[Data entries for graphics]
╔══

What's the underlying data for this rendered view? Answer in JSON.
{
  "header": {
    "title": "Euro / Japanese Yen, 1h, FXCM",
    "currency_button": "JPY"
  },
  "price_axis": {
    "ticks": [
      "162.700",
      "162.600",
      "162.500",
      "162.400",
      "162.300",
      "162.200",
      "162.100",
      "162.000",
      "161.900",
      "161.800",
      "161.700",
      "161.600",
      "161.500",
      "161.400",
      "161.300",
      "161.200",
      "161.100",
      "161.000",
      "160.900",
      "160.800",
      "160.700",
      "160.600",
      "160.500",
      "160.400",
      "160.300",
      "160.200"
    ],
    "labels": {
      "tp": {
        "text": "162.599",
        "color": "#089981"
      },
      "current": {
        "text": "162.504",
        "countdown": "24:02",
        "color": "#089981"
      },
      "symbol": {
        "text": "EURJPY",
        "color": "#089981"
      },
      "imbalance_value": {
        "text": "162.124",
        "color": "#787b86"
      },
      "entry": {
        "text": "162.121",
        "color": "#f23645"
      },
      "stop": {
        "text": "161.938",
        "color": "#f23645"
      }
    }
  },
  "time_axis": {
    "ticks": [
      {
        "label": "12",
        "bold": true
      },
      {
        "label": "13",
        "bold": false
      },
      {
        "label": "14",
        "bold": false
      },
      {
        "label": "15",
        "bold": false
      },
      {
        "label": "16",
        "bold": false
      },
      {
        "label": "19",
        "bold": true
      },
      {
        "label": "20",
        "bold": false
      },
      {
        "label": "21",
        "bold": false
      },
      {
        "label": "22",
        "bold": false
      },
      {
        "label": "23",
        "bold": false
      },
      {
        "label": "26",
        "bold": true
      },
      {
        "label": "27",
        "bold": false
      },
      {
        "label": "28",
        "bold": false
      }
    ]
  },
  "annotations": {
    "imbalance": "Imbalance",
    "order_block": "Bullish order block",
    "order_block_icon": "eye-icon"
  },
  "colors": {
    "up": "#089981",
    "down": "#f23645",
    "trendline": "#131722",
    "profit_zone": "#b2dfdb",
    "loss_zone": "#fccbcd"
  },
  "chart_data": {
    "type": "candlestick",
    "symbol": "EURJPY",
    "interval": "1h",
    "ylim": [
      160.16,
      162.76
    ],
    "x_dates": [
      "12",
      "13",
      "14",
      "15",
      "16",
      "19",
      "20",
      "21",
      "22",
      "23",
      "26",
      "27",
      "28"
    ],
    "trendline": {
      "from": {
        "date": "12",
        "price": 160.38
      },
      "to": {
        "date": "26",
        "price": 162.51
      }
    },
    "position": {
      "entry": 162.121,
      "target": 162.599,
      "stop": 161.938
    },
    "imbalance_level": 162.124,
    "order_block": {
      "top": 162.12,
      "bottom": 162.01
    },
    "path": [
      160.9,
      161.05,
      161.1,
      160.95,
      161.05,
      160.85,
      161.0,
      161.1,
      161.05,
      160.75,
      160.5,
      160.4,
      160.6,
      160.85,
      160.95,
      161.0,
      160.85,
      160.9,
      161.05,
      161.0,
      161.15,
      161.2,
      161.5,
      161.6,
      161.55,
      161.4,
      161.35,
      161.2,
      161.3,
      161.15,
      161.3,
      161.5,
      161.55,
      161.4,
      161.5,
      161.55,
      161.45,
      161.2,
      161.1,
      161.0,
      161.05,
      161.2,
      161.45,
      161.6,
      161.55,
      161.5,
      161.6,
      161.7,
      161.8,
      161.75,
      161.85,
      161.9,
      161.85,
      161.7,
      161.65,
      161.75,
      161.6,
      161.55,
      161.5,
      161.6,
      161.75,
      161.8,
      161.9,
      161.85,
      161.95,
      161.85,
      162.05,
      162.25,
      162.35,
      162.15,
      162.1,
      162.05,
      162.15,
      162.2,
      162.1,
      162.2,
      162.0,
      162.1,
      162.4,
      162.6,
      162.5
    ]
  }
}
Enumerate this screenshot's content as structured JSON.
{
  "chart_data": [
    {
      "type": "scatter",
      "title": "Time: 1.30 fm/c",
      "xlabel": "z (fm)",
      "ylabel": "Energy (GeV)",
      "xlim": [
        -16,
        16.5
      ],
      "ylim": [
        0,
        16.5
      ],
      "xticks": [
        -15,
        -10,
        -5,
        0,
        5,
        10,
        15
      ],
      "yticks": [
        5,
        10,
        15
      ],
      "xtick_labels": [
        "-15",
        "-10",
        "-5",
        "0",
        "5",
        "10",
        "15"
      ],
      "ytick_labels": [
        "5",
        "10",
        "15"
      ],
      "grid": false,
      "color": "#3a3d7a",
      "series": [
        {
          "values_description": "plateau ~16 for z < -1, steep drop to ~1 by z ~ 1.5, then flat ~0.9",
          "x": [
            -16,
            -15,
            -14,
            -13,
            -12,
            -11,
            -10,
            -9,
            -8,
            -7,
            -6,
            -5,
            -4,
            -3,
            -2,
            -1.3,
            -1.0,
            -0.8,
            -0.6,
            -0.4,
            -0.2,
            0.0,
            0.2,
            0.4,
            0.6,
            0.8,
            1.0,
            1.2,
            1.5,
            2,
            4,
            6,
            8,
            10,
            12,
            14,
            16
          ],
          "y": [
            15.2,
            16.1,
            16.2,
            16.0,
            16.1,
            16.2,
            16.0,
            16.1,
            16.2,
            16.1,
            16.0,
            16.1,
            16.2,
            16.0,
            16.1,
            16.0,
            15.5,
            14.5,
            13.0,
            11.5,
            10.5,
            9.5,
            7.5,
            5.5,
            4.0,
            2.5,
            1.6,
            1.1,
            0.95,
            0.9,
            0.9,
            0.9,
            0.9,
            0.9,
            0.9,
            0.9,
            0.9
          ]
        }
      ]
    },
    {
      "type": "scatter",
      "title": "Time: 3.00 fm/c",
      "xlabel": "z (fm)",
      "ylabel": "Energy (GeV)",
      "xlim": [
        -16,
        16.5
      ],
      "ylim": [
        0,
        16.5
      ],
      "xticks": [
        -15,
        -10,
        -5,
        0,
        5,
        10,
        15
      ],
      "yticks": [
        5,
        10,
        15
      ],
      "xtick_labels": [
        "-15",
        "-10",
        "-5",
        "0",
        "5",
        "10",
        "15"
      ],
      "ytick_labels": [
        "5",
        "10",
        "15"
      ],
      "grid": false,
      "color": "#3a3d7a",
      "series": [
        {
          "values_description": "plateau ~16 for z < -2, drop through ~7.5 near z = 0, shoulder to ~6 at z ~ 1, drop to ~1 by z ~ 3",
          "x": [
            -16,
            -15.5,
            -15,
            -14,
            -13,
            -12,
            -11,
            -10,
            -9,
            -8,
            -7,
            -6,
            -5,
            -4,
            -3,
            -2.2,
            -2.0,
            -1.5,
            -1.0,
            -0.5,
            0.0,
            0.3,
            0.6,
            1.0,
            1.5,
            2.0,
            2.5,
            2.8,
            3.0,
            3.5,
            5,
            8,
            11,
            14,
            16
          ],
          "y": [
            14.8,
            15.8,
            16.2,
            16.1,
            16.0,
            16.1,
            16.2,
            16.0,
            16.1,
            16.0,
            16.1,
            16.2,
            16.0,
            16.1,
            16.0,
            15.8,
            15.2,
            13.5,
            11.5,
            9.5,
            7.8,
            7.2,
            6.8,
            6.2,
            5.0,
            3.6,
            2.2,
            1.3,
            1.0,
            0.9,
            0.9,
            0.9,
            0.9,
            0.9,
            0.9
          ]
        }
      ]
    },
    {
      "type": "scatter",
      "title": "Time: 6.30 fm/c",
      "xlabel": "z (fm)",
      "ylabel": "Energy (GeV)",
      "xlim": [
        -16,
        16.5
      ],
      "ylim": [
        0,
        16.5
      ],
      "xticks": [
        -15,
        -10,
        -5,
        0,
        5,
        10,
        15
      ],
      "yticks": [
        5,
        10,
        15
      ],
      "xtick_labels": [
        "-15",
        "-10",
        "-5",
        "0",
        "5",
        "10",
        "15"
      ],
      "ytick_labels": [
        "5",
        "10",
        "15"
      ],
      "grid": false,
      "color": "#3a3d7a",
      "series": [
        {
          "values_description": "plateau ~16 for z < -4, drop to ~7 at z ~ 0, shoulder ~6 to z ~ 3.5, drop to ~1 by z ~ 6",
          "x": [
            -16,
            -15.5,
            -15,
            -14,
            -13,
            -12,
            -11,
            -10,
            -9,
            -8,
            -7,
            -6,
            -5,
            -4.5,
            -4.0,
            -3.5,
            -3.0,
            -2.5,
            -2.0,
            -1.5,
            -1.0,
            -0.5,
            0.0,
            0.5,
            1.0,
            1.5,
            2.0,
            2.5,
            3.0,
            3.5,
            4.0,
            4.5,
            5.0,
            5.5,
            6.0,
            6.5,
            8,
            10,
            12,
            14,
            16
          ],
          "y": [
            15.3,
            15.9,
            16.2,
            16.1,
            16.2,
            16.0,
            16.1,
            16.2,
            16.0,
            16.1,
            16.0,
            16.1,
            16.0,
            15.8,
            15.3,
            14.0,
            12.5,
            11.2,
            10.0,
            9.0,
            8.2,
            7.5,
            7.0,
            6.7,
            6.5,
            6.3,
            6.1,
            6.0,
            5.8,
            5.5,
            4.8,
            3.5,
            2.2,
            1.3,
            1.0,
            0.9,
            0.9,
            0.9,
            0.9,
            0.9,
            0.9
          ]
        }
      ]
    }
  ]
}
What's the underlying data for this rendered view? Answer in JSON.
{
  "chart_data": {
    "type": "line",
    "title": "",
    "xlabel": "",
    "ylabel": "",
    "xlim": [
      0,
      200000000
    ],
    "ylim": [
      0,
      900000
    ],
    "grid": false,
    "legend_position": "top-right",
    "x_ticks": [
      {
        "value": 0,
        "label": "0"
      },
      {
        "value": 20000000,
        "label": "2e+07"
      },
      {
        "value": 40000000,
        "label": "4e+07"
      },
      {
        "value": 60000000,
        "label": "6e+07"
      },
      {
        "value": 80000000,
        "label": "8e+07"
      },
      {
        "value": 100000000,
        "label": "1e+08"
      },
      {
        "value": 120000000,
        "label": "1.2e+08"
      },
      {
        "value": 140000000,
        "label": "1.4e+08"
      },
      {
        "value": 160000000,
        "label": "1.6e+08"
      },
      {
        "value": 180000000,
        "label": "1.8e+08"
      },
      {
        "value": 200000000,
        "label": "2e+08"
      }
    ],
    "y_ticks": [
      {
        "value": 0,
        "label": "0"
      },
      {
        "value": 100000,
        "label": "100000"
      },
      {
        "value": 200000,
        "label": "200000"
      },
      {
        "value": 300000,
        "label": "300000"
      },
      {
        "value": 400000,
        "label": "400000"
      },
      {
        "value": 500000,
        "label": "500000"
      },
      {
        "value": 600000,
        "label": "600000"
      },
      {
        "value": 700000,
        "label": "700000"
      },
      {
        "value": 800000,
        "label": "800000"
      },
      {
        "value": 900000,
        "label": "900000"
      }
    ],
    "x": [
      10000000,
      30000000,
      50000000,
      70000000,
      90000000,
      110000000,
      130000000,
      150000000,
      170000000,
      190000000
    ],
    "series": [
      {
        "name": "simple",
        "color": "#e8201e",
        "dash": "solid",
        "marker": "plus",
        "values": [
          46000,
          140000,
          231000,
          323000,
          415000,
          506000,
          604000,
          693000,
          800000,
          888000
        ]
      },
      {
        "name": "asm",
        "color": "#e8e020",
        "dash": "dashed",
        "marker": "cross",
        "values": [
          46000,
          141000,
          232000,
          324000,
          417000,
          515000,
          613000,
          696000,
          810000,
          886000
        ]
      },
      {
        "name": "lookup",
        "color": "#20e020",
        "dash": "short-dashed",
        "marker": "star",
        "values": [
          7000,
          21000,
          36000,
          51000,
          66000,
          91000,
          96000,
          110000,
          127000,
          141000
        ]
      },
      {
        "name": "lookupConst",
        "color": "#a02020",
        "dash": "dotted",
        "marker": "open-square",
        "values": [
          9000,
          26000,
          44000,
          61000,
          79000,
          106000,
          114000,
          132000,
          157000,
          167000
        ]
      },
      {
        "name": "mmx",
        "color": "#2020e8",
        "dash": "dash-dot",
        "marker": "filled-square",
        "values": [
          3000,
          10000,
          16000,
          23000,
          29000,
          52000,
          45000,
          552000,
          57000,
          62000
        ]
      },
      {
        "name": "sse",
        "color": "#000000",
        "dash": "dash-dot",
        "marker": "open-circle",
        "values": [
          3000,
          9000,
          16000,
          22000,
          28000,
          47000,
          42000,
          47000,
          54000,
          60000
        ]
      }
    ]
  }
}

╚══

◆ WHAT IS BEING ASKED
Filter the listing for the word "square" and copy every line that holds it.

◆ ANSWER FOR THIS EXERCISE
        "marker": "open-square",
        "marker": "filled-square",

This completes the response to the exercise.